Produce an exact transcription of the listing below, omitting the pictures.

========================================

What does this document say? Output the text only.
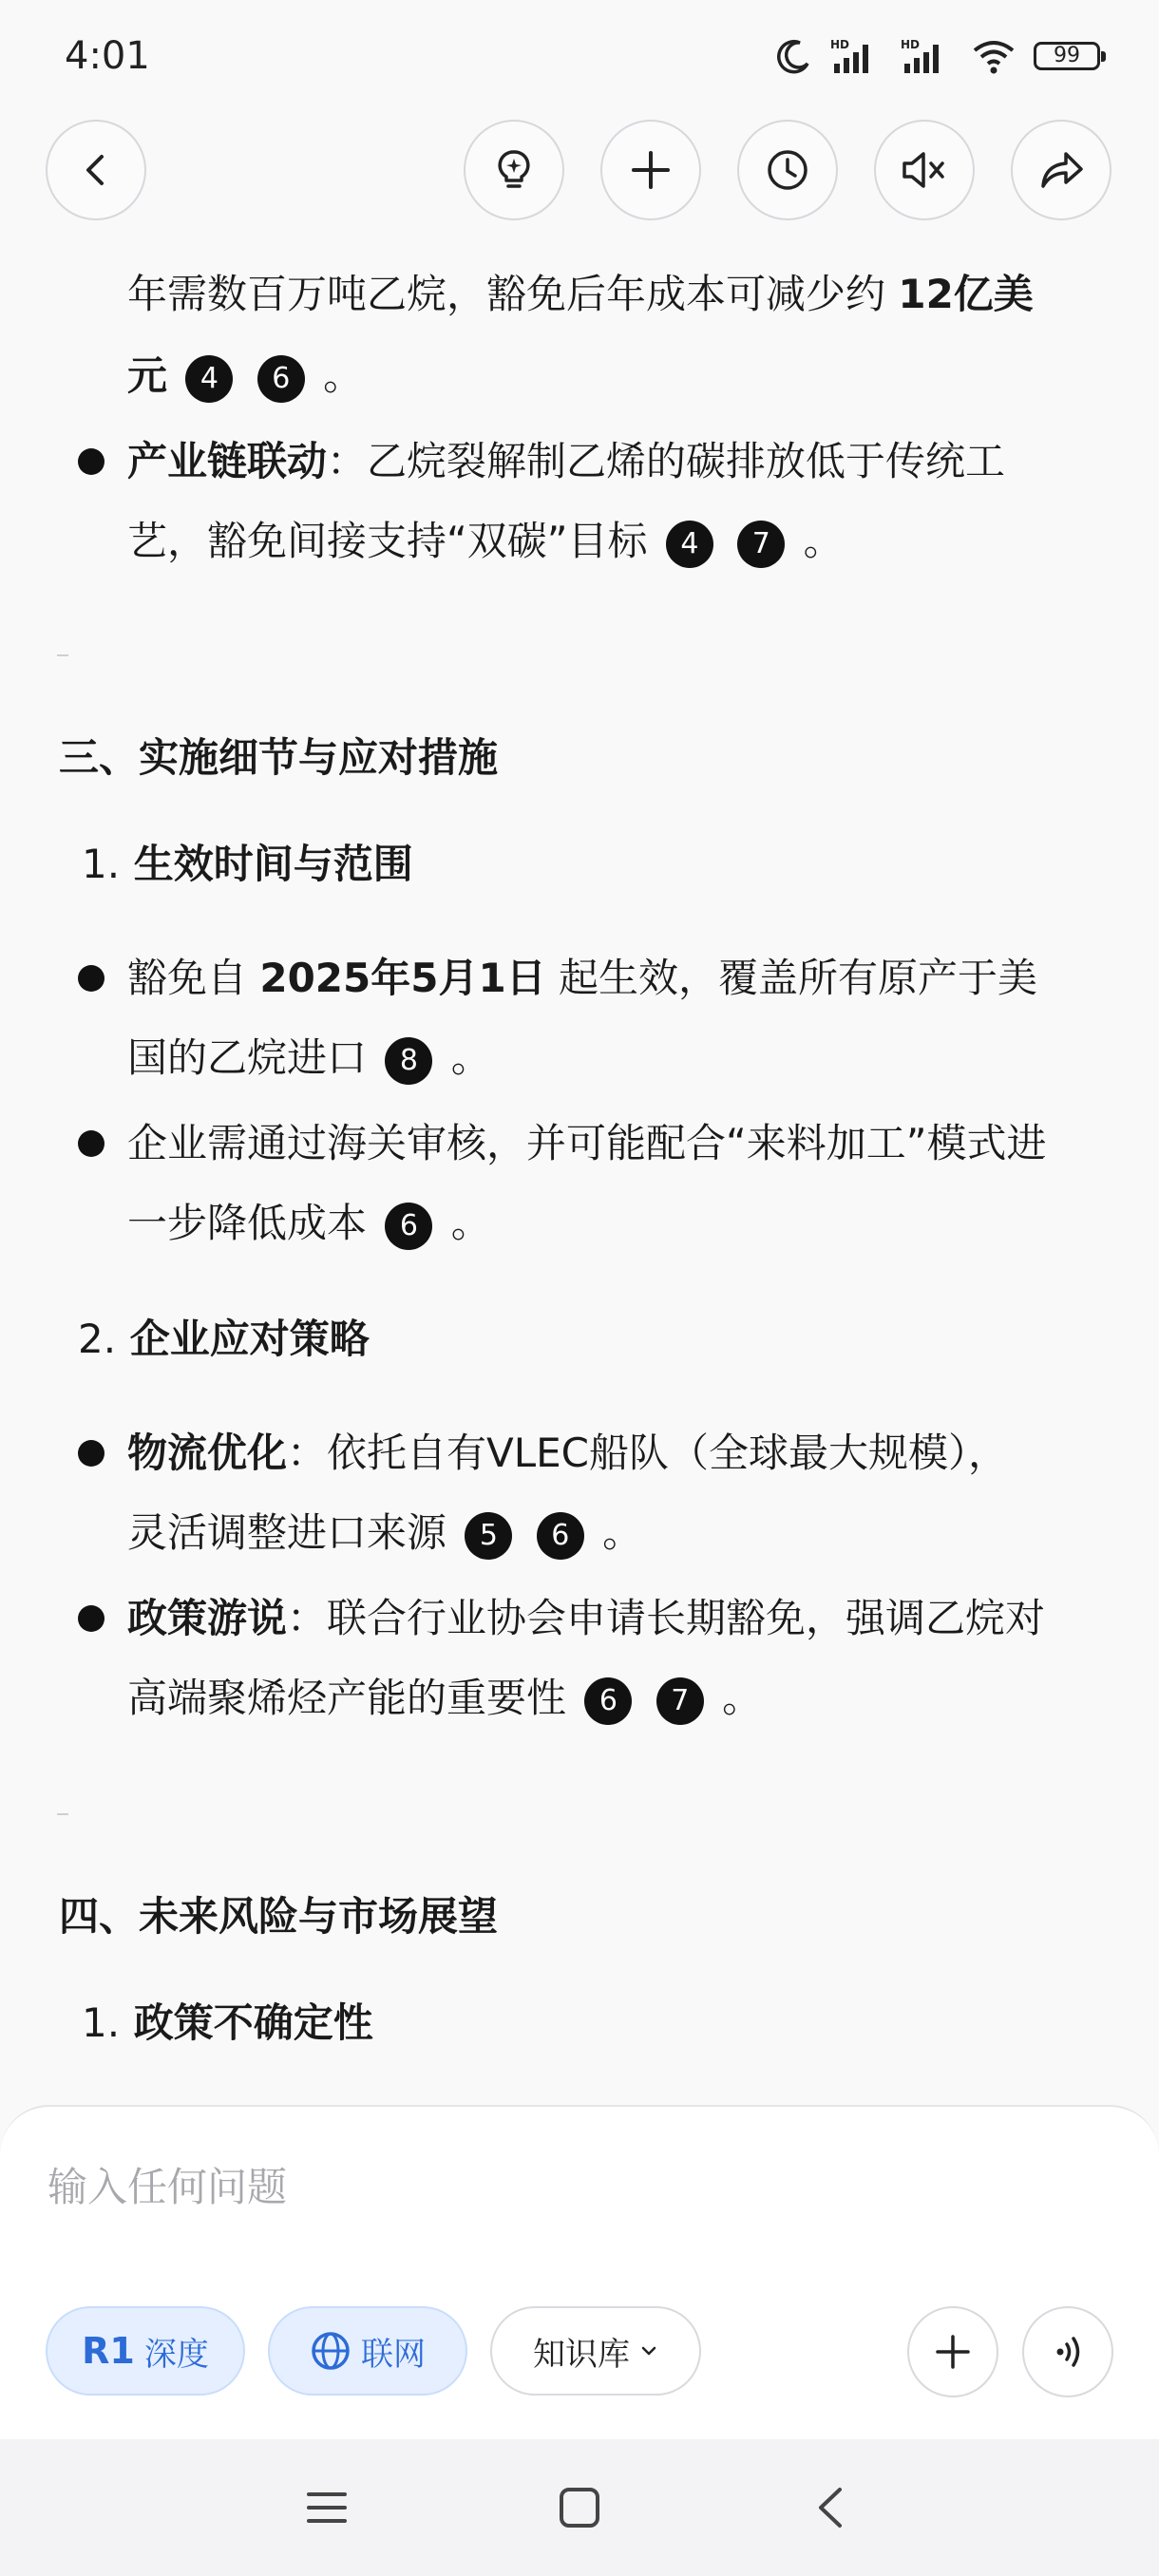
4:01	HD	HD	99
年需数百万吨乙烷，豁免后年成本可减少约 12亿美
元 4 6 。
产业链联动：乙烷裂解制乙烯的碳排放低于传统工
艺，豁免间接支持“双碳”目标 4 7 。
三、实施细节与应对措施
1. 生效时间与范围
豁免自 2025年5月1日 起生效，覆盖所有原产于美
国的乙烷进口 8 。
企业需通过海关审核，并可能配合“来料加工”模式进
一步降低成本 6 。
2. 企业应对策略
物流优化：依托自有VLEC船队（全球最大规模），
灵活调整进口来源 5 6 。
政策游说：联合行业协会申请长期豁免，强调乙烷对
高端聚烯烃产能的重要性 6 7 。
四、未来风险与市场展望
1. 政策不确定性
输入任何问题
R1 深度	联网	知识库
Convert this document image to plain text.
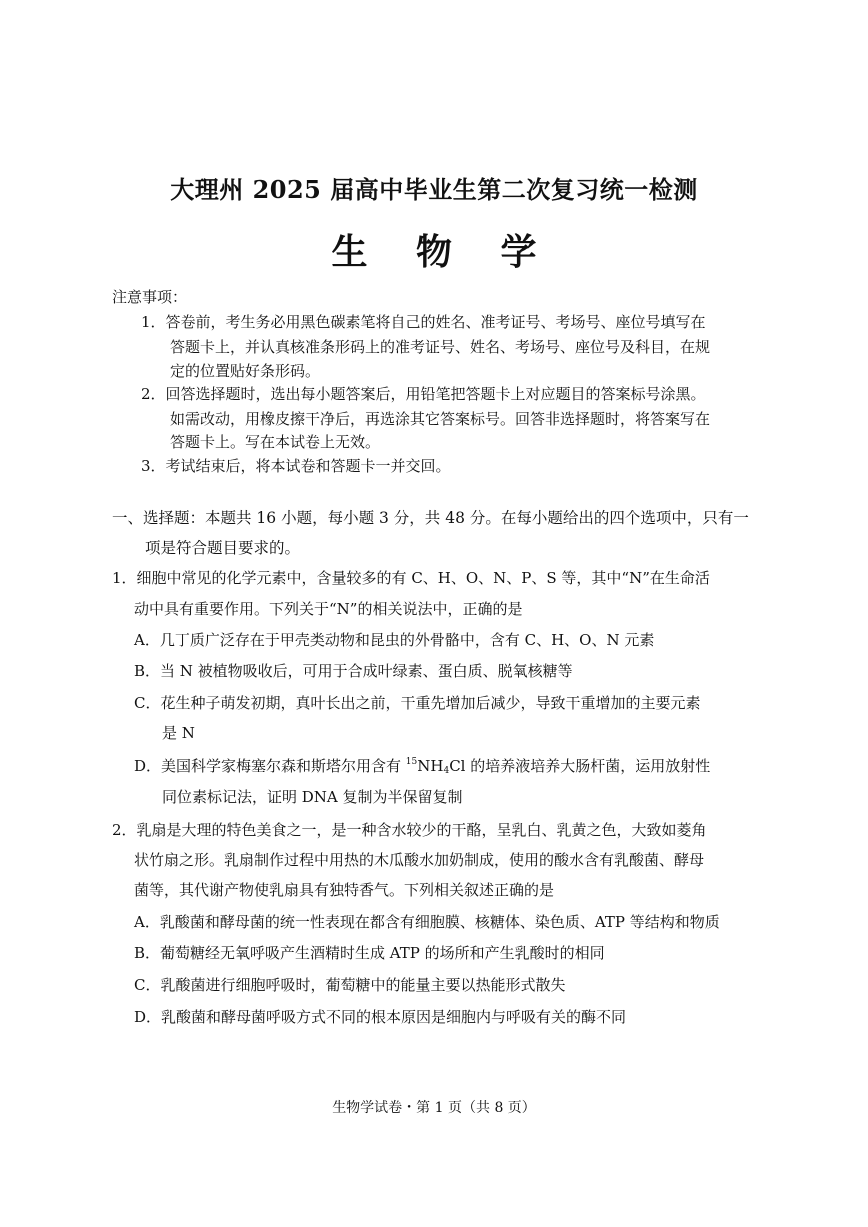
大理州 2025 届高中毕业生第二次复习统一检测
生 物 学
注意事项：
1．答卷前，考生务必用黑色碳素笔将自己的姓名、准考证号、考场号、座位号填写在
答题卡上，并认真核准条形码上的准考证号、姓名、考场号、座位号及科目，在规
定的位置贴好条形码。
2．回答选择题时，选出每小题答案后，用铅笔把答题卡上对应题目的答案标号涂黑。
如需改动，用橡皮擦干净后，再选涂其它答案标号。回答非选择题时，将答案写在
答题卡上。写在本试卷上无效。
3．考试结束后，将本试卷和答题卡一并交回。
一、选择题：本题共 16 小题，每小题 3 分，共 48 分。在每小题给出的四个选项中，只有一
项是符合题目要求的。
1．细胞中常见的化学元素中，含量较多的有 C、H、O、N、P、S 等，其中“N”在生命活
动中具有重要作用。下列关于“N”的相关说法中，正确的是
A．几丁质广泛存在于甲壳类动物和昆虫的外骨骼中，含有 C、H、O、N 元素
B．当 N 被植物吸收后，可用于合成叶绿素、蛋白质、脱氧核糖等
C．花生种子萌发初期，真叶长出之前，干重先增加后减少，导致干重增加的主要元素
是 N
D．美国科学家梅塞尔森和斯塔尔用含有 $^{15}NH_4Cl$ 的培养液培养大肠杆菌，运用放射性
同位素标记法，证明 DNA 复制为半保留复制
2．乳扇是大理的特色美食之一，是一种含水较少的干酪，呈乳白、乳黄之色，大致如菱角
状竹扇之形。乳扇制作过程中用热的木瓜酸水加奶制成，使用的酸水含有乳酸菌、酵母
菌等，其代谢产物使乳扇具有独特香气。下列相关叙述正确的是
A．乳酸菌和酵母菌的统一性表现在都含有细胞膜、核糖体、染色质、ATP 等结构和物质
B．葡萄糖经无氧呼吸产生酒精时生成 ATP 的场所和产生乳酸时的相同
C．乳酸菌进行细胞呼吸时，葡萄糖中的能量主要以热能形式散失
D．乳酸菌和酵母菌呼吸方式不同的根本原因是细胞内与呼吸有关的酶不同
生物学试卷・第 1 页（共 8 页）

========================================

> _WRITTEN RESPONSE_:
What does this document say? Output the text only.
4:01	HD	HD	99
年需数百万吨乙烷，豁免后年成本可减少约 12亿美
元 4 6 。
产业链联动：乙烷裂解制乙烯的碳排放低于传统工
艺，豁免间接支持“双碳”目标 4 7 。
三、实施细节与应对措施
1. 生效时间与范围
豁免自 2025年5月1日 起生效，覆盖所有原产于美
国的乙烷进口 8 。
企业需通过海关审核，并可能配合“来料加工”模式进
一步降低成本 6 。
2. 企业应对策略
物流优化：依托自有VLEC船队（全球最大规模），
灵活调整进口来源 5 6 。
政策游说：联合行业协会申请长期豁免，强调乙烷对
高端聚烯烃产能的重要性 6 7 。
四、未来风险与市场展望
1. 政策不确定性
输入任何问题
R1 深度	联网	知识库
Convert this document image to plain text.
大理州 2025 届高中毕业生第二次复习统一检测
生 物 学
注意事项：
1．答卷前，考生务必用黑色碳素笔将自己的姓名、准考证号、考场号、座位号填写在
答题卡上，并认真核准条形码上的准考证号、姓名、考场号、座位号及科目，在规
定的位置贴好条形码。
2．回答选择题时，选出每小题答案后，用铅笔把答题卡上对应题目的答案标号涂黑。
如需改动，用橡皮擦干净后，再选涂其它答案标号。回答非选择题时，将答案写在
答题卡上。写在本试卷上无效。
3．考试结束后，将本试卷和答题卡一并交回。
一、选择题：本题共 16 小题，每小题 3 分，共 48 分。在每小题给出的四个选项中，只有一
项是符合题目要求的。
1．细胞中常见的化学元素中，含量较多的有 C、H、O、N、P、S 等，其中“N”在生命活
动中具有重要作用。下列关于“N”的相关说法中，正确的是
A．几丁质广泛存在于甲壳类动物和昆虫的外骨骼中，含有 C、H、O、N 元素
B．当 N 被植物吸收后，可用于合成叶绿素、蛋白质、脱氧核糖等
C．花生种子萌发初期，真叶长出之前，干重先增加后减少，导致干重增加的主要元素
是 N
D．美国科学家梅塞尔森和斯塔尔用含有 $^{15}NH_4Cl$ 的培养液培养大肠杆菌，运用放射性
同位素标记法，证明 DNA 复制为半保留复制
2．乳扇是大理的特色美食之一，是一种含水较少的干酪，呈乳白、乳黄之色，大致如菱角
状竹扇之形。乳扇制作过程中用热的木瓜酸水加奶制成，使用的酸水含有乳酸菌、酵母
菌等，其代谢产物使乳扇具有独特香气。下列相关叙述正确的是
A．乳酸菌和酵母菌的统一性表现在都含有细胞膜、核糖体、染色质、ATP 等结构和物质
B．葡萄糖经无氧呼吸产生酒精时生成 ATP 的场所和产生乳酸时的相同
C．乳酸菌进行细胞呼吸时，葡萄糖中的能量主要以热能形式散失
D．乳酸菌和酵母菌呼吸方式不同的根本原因是细胞内与呼吸有关的酶不同
生物学试卷・第 1 页（共 8 页）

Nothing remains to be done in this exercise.